Records for this exercise
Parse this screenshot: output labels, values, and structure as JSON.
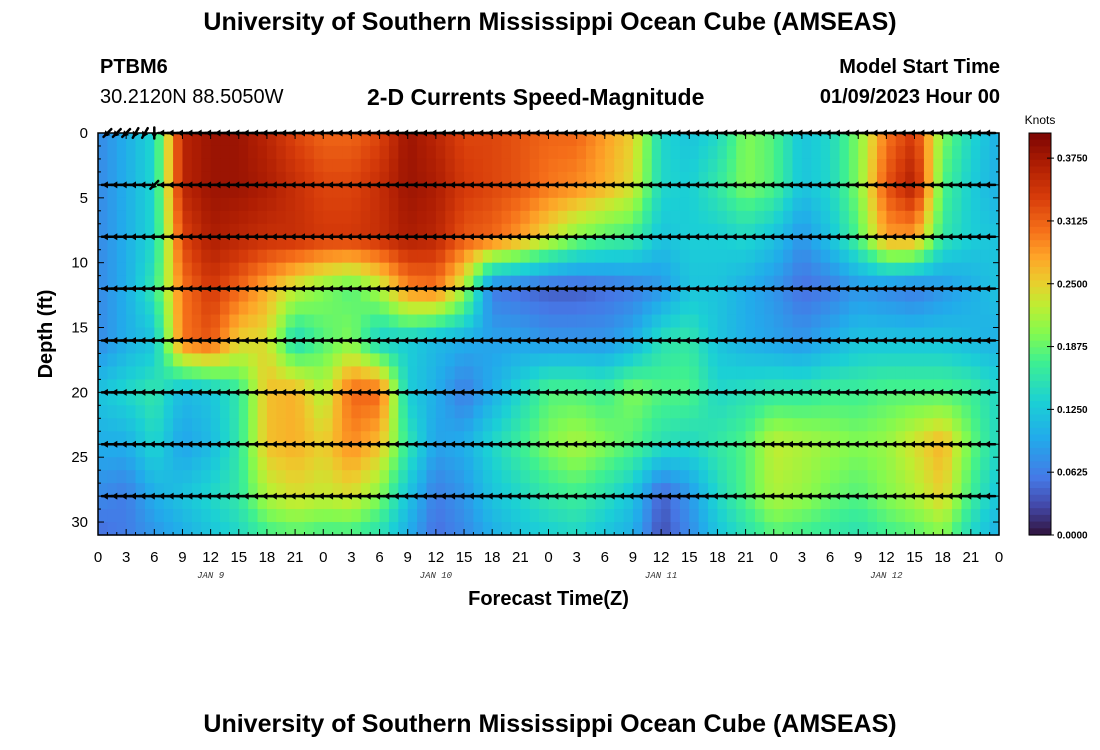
{
  "page": {
    "title": "University of Southern Mississippi Ocean Cube (AMSEAS)",
    "title_repeat": "University of Southern Mississippi Ocean Cube (AMSEAS)",
    "station_id": "PTBM6",
    "station_coords": "30.2120N  88.5050W",
    "product": "2-D Currents Speed-Magnitude",
    "model_start_label": "Model Start Time",
    "model_start_value": "01/09/2023 Hour 00"
  },
  "chart_data": {
    "type": "heatmap",
    "title": "2-D Currents Speed-Magnitude",
    "xlabel": "Forecast Time(Z)",
    "ylabel": "Depth (ft)",
    "xlim": [
      0,
      96
    ],
    "ylim": [
      0,
      31
    ],
    "y_inverted": true,
    "x_tick_values": [
      0,
      3,
      6,
      9,
      12,
      15,
      18,
      21,
      24,
      27,
      30,
      33,
      36,
      39,
      42,
      45,
      48,
      51,
      54,
      57,
      60,
      63,
      66,
      69,
      72,
      75,
      78,
      81,
      84,
      87,
      90,
      93,
      96
    ],
    "x_tick_labels": [
      "0",
      "3",
      "6",
      "9",
      "12",
      "15",
      "18",
      "21",
      "0",
      "3",
      "6",
      "9",
      "12",
      "15",
      "18",
      "21",
      "0",
      "3",
      "6",
      "9",
      "12",
      "15",
      "18",
      "21",
      "0",
      "3",
      "6",
      "9",
      "12",
      "15",
      "18",
      "21",
      "0"
    ],
    "y_tick_values": [
      0,
      5,
      10,
      15,
      20,
      25,
      30
    ],
    "y_tick_labels": [
      "0",
      "5",
      "10",
      "15",
      "20",
      "25",
      "30"
    ],
    "day_labels": [
      {
        "hour": 12,
        "label": "JAN 9"
      },
      {
        "hour": 36,
        "label": "JAN 10"
      },
      {
        "hour": 60,
        "label": "JAN 11"
      },
      {
        "hour": 84,
        "label": "JAN 12"
      }
    ],
    "colorbar": {
      "unit": "Knots",
      "min": 0.0,
      "max": 0.4,
      "tick_values": [
        0.0,
        0.0625,
        0.125,
        0.1875,
        0.25,
        0.3125,
        0.375
      ],
      "tick_labels": [
        "0.0000",
        "0.0625",
        "0.1250",
        "0.1875",
        "0.2500",
        "0.3125",
        "0.3750"
      ]
    },
    "hours": [
      0,
      3,
      6,
      9,
      12,
      15,
      18,
      21,
      24,
      27,
      30,
      33,
      36,
      39,
      42,
      45,
      48,
      51,
      54,
      57,
      60,
      63,
      66,
      69,
      72,
      75,
      78,
      81,
      84,
      87,
      90,
      93,
      96
    ],
    "depths": [
      0,
      4,
      8,
      12,
      16,
      20,
      24,
      28,
      31
    ],
    "speed_knots": [
      [
        0.07,
        0.1,
        0.14,
        0.36,
        0.38,
        0.38,
        0.36,
        0.33,
        0.31,
        0.31,
        0.33,
        0.38,
        0.36,
        0.33,
        0.33,
        0.32,
        0.31,
        0.31,
        0.28,
        0.25,
        0.14,
        0.12,
        0.14,
        0.2,
        0.18,
        0.12,
        0.14,
        0.2,
        0.3,
        0.34,
        0.2,
        0.14,
        0.1
      ],
      [
        0.07,
        0.1,
        0.14,
        0.36,
        0.38,
        0.38,
        0.37,
        0.35,
        0.33,
        0.33,
        0.35,
        0.38,
        0.37,
        0.34,
        0.33,
        0.32,
        0.3,
        0.29,
        0.27,
        0.24,
        0.14,
        0.13,
        0.16,
        0.2,
        0.18,
        0.12,
        0.14,
        0.2,
        0.32,
        0.37,
        0.18,
        0.13,
        0.1
      ],
      [
        0.07,
        0.1,
        0.14,
        0.33,
        0.37,
        0.36,
        0.35,
        0.35,
        0.34,
        0.34,
        0.35,
        0.37,
        0.36,
        0.32,
        0.31,
        0.28,
        0.24,
        0.2,
        0.18,
        0.17,
        0.12,
        0.13,
        0.13,
        0.14,
        0.12,
        0.08,
        0.12,
        0.18,
        0.28,
        0.28,
        0.16,
        0.13,
        0.12
      ],
      [
        0.07,
        0.1,
        0.16,
        0.3,
        0.34,
        0.31,
        0.27,
        0.23,
        0.2,
        0.18,
        0.22,
        0.29,
        0.3,
        0.22,
        0.06,
        0.05,
        0.04,
        0.04,
        0.05,
        0.06,
        0.08,
        0.12,
        0.12,
        0.1,
        0.08,
        0.05,
        0.06,
        0.08,
        0.07,
        0.06,
        0.08,
        0.1,
        0.12
      ],
      [
        0.07,
        0.1,
        0.12,
        0.3,
        0.32,
        0.25,
        0.24,
        0.14,
        0.18,
        0.2,
        0.13,
        0.13,
        0.11,
        0.1,
        0.09,
        0.09,
        0.08,
        0.08,
        0.08,
        0.1,
        0.15,
        0.16,
        0.12,
        0.1,
        0.09,
        0.08,
        0.1,
        0.12,
        0.12,
        0.12,
        0.12,
        0.11,
        0.1
      ],
      [
        0.12,
        0.14,
        0.16,
        0.11,
        0.12,
        0.16,
        0.26,
        0.27,
        0.22,
        0.31,
        0.31,
        0.13,
        0.1,
        0.06,
        0.1,
        0.14,
        0.18,
        0.18,
        0.17,
        0.2,
        0.18,
        0.18,
        0.14,
        0.15,
        0.16,
        0.16,
        0.17,
        0.17,
        0.18,
        0.18,
        0.18,
        0.17,
        0.14
      ],
      [
        0.1,
        0.1,
        0.14,
        0.09,
        0.11,
        0.16,
        0.26,
        0.27,
        0.25,
        0.29,
        0.26,
        0.16,
        0.09,
        0.1,
        0.14,
        0.17,
        0.2,
        0.22,
        0.2,
        0.18,
        0.15,
        0.14,
        0.16,
        0.18,
        0.23,
        0.22,
        0.21,
        0.2,
        0.21,
        0.24,
        0.27,
        0.19,
        0.14
      ],
      [
        0.07,
        0.06,
        0.1,
        0.12,
        0.14,
        0.16,
        0.22,
        0.24,
        0.23,
        0.24,
        0.2,
        0.12,
        0.06,
        0.08,
        0.12,
        0.14,
        0.16,
        0.17,
        0.15,
        0.12,
        0.04,
        0.08,
        0.14,
        0.18,
        0.22,
        0.21,
        0.19,
        0.18,
        0.2,
        0.22,
        0.25,
        0.17,
        0.12
      ],
      [
        0.05,
        0.06,
        0.08,
        0.1,
        0.12,
        0.14,
        0.17,
        0.18,
        0.17,
        0.17,
        0.15,
        0.1,
        0.05,
        0.07,
        0.1,
        0.12,
        0.13,
        0.14,
        0.12,
        0.1,
        0.03,
        0.07,
        0.12,
        0.15,
        0.18,
        0.17,
        0.16,
        0.15,
        0.17,
        0.18,
        0.2,
        0.14,
        0.1
      ]
    ],
    "arrow_depths": [
      0,
      4,
      8,
      12,
      16,
      20,
      24,
      28
    ],
    "arrow_hours": [
      1,
      2,
      3,
      4,
      5,
      6,
      7,
      8,
      9,
      10,
      11,
      12,
      13,
      14,
      15,
      16,
      17,
      18,
      19,
      20,
      21,
      22,
      23,
      24,
      25,
      26,
      27,
      28,
      29,
      30,
      31,
      32,
      33,
      34,
      35,
      36,
      37,
      38,
      39,
      40,
      41,
      42,
      43,
      44,
      45,
      46,
      47,
      48,
      49,
      50,
      51,
      52,
      53,
      54,
      55,
      56,
      57,
      58,
      59,
      60,
      61,
      62,
      63,
      64,
      65,
      66,
      67,
      68,
      69,
      70,
      71,
      72,
      73,
      74,
      75,
      76,
      77,
      78,
      79,
      80,
      81,
      82,
      83,
      84,
      85,
      86,
      87,
      88,
      89,
      90,
      91,
      92,
      93,
      94,
      95
    ],
    "arrow_directions_deg": [
      [
        225,
        225,
        225,
        210,
        210,
        180,
        270,
        270,
        270,
        270,
        270,
        270,
        270,
        270,
        270,
        270,
        270,
        270,
        270,
        270,
        270,
        270,
        270,
        270,
        270,
        270,
        270,
        270,
        270,
        270,
        270,
        270,
        270,
        270,
        270,
        270,
        270,
        270,
        270,
        270,
        270,
        270,
        270,
        270,
        270,
        270,
        270,
        270,
        270,
        270,
        270,
        270,
        270,
        270,
        270,
        270,
        270,
        270,
        270,
        270,
        270,
        270,
        270,
        270,
        270,
        270,
        270,
        270,
        270,
        270,
        270,
        270,
        270,
        270,
        270,
        270,
        270,
        270,
        270,
        270,
        270,
        270,
        270,
        270,
        270,
        270,
        270,
        270,
        270,
        270,
        270,
        270,
        270,
        270,
        270
      ],
      [
        270,
        270,
        270,
        270,
        270,
        225,
        270,
        270,
        270,
        270,
        270,
        270,
        270,
        270,
        270,
        270,
        270,
        270,
        270,
        270,
        270,
        270,
        270,
        270,
        270,
        270,
        270,
        270,
        270,
        270,
        270,
        270,
        270,
        270,
        270,
        270,
        270,
        270,
        270,
        270,
        270,
        270,
        270,
        270,
        270,
        270,
        270,
        270,
        270,
        270,
        270,
        270,
        270,
        270,
        270,
        270,
        270,
        270,
        270,
        270,
        270,
        270,
        270,
        270,
        270,
        270,
        270,
        270,
        270,
        270,
        270,
        270,
        270,
        270,
        270,
        270,
        270,
        270,
        270,
        270,
        270,
        270,
        270,
        270,
        270,
        270,
        270,
        270,
        270,
        270,
        270,
        270,
        270,
        270,
        270
      ],
      [
        270,
        270,
        270,
        270,
        270,
        270,
        270,
        270,
        270,
        270,
        270,
        270,
        270,
        270,
        270,
        270,
        270,
        270,
        270,
        270,
        270,
        270,
        270,
        270,
        270,
        270,
        270,
        270,
        270,
        270,
        270,
        270,
        270,
        270,
        270,
        270,
        270,
        270,
        270,
        270,
        270,
        270,
        270,
        270,
        270,
        270,
        270,
        270,
        270,
        270,
        270,
        270,
        270,
        270,
        270,
        270,
        270,
        270,
        270,
        270,
        270,
        270,
        270,
        270,
        270,
        270,
        270,
        270,
        270,
        270,
        270,
        270,
        270,
        270,
        270,
        270,
        270,
        270,
        270,
        270,
        270,
        270,
        270,
        270,
        270,
        270,
        270,
        270,
        270,
        270,
        270,
        270,
        270,
        270,
        270
      ],
      [
        270,
        270,
        270,
        270,
        270,
        270,
        270,
        270,
        270,
        270,
        270,
        270,
        270,
        270,
        270,
        270,
        270,
        270,
        270,
        270,
        270,
        270,
        270,
        270,
        270,
        270,
        270,
        270,
        270,
        270,
        270,
        270,
        270,
        270,
        270,
        270,
        270,
        270,
        270,
        270,
        270,
        270,
        270,
        270,
        270,
        270,
        270,
        270,
        270,
        270,
        270,
        270,
        270,
        270,
        270,
        270,
        270,
        270,
        270,
        270,
        270,
        270,
        270,
        270,
        270,
        270,
        270,
        270,
        270,
        270,
        270,
        270,
        270,
        270,
        270,
        270,
        270,
        270,
        270,
        270,
        270,
        270,
        270,
        270,
        270,
        270,
        270,
        270,
        270,
        270,
        270,
        270,
        270,
        270,
        270
      ],
      [
        270,
        270,
        270,
        270,
        270,
        270,
        270,
        270,
        270,
        270,
        270,
        270,
        270,
        270,
        270,
        270,
        270,
        270,
        270,
        270,
        270,
        270,
        270,
        270,
        270,
        270,
        270,
        270,
        270,
        270,
        270,
        270,
        270,
        270,
        270,
        270,
        270,
        270,
        270,
        270,
        270,
        270,
        270,
        270,
        270,
        270,
        270,
        270,
        270,
        270,
        270,
        270,
        270,
        270,
        270,
        270,
        270,
        270,
        270,
        270,
        270,
        270,
        270,
        270,
        270,
        270,
        270,
        270,
        270,
        270,
        270,
        270,
        270,
        270,
        270,
        270,
        270,
        270,
        270,
        270,
        270,
        270,
        270,
        270,
        270,
        270,
        270,
        270,
        270,
        270,
        270,
        270,
        270,
        270,
        270
      ],
      [
        270,
        270,
        270,
        270,
        270,
        270,
        270,
        270,
        270,
        270,
        270,
        270,
        270,
        270,
        270,
        270,
        270,
        270,
        270,
        270,
        270,
        270,
        270,
        270,
        270,
        270,
        270,
        270,
        270,
        270,
        270,
        270,
        270,
        270,
        270,
        270,
        270,
        270,
        270,
        270,
        270,
        270,
        270,
        270,
        270,
        270,
        270,
        270,
        270,
        270,
        270,
        270,
        270,
        270,
        270,
        270,
        270,
        270,
        270,
        270,
        270,
        270,
        270,
        270,
        270,
        270,
        270,
        270,
        270,
        270,
        270,
        270,
        270,
        270,
        270,
        270,
        270,
        270,
        270,
        270,
        270,
        270,
        270,
        270,
        270,
        270,
        270,
        270,
        270,
        270,
        270,
        270,
        270,
        270,
        270
      ],
      [
        270,
        270,
        270,
        270,
        270,
        270,
        270,
        270,
        270,
        270,
        270,
        270,
        270,
        270,
        270,
        270,
        270,
        270,
        270,
        270,
        270,
        270,
        270,
        270,
        270,
        270,
        270,
        270,
        270,
        270,
        270,
        270,
        270,
        270,
        270,
        270,
        270,
        270,
        270,
        270,
        270,
        270,
        270,
        270,
        270,
        270,
        270,
        270,
        270,
        270,
        270,
        270,
        270,
        270,
        270,
        270,
        270,
        270,
        270,
        270,
        270,
        270,
        270,
        270,
        270,
        270,
        270,
        270,
        270,
        270,
        270,
        270,
        270,
        270,
        270,
        270,
        270,
        270,
        270,
        270,
        270,
        270,
        270,
        270,
        270,
        270,
        270,
        270,
        270,
        270,
        270,
        270,
        270,
        270,
        270
      ],
      [
        270,
        270,
        270,
        270,
        270,
        270,
        270,
        270,
        270,
        270,
        270,
        270,
        270,
        270,
        270,
        270,
        270,
        270,
        270,
        270,
        270,
        270,
        270,
        270,
        270,
        270,
        270,
        270,
        270,
        270,
        270,
        270,
        270,
        270,
        270,
        270,
        270,
        270,
        270,
        270,
        270,
        270,
        270,
        270,
        270,
        270,
        270,
        270,
        270,
        270,
        270,
        270,
        270,
        270,
        270,
        270,
        270,
        270,
        270,
        270,
        270,
        270,
        270,
        270,
        270,
        270,
        270,
        270,
        270,
        270,
        270,
        270,
        270,
        270,
        270,
        270,
        270,
        270,
        270,
        270,
        270,
        270,
        270,
        270,
        270,
        270,
        270,
        270,
        270,
        270,
        270,
        270,
        270,
        270,
        270
      ]
    ]
  }
}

To do
From the listing above, copy all lines holding the word "Ocean".

The solution
    "title": "University of Southern Mississippi Ocean Cube (AMSEAS)",
    "title_repeat": "University of Southern Mississippi Ocean Cube (AMSEAS)",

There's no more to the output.